┌─ Listing
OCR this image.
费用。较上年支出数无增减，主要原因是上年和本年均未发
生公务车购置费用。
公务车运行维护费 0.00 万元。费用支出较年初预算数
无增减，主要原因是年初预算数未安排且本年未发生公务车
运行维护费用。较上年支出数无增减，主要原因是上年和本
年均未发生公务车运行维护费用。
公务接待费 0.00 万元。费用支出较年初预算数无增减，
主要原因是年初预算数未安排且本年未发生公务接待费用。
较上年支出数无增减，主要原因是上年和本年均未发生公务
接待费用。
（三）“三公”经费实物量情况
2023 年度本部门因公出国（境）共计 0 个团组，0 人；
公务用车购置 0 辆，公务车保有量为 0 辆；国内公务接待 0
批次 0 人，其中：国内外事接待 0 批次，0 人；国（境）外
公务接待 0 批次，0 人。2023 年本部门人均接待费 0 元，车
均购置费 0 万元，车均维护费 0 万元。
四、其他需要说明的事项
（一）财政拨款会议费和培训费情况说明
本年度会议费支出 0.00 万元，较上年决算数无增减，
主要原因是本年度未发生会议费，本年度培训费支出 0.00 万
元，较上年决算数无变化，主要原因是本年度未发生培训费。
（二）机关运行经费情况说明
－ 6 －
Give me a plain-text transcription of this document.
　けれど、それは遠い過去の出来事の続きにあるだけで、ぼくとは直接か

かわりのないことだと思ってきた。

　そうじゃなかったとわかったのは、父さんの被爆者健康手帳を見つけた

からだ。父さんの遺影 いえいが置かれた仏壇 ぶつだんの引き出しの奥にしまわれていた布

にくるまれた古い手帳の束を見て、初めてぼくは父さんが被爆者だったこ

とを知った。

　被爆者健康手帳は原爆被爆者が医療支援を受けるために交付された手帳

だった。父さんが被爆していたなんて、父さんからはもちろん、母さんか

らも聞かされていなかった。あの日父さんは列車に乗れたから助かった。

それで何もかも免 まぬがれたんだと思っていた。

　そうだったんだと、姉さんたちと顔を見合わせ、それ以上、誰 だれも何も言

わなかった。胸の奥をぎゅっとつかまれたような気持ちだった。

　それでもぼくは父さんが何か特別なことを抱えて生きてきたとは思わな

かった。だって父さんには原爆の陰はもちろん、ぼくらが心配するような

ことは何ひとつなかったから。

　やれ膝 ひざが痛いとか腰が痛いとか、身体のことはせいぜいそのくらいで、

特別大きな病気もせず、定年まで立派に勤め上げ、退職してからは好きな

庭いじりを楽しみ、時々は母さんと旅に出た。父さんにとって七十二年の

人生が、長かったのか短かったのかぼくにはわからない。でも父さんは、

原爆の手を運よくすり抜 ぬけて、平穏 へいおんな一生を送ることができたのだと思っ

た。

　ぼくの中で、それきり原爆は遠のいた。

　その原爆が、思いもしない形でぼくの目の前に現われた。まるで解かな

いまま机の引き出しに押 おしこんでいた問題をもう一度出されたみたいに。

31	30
└─
• Prompt:
Determine how many lines of the listing above hold the word "较上年支出数无增减". Report that number without anything else.

• Right answer:
3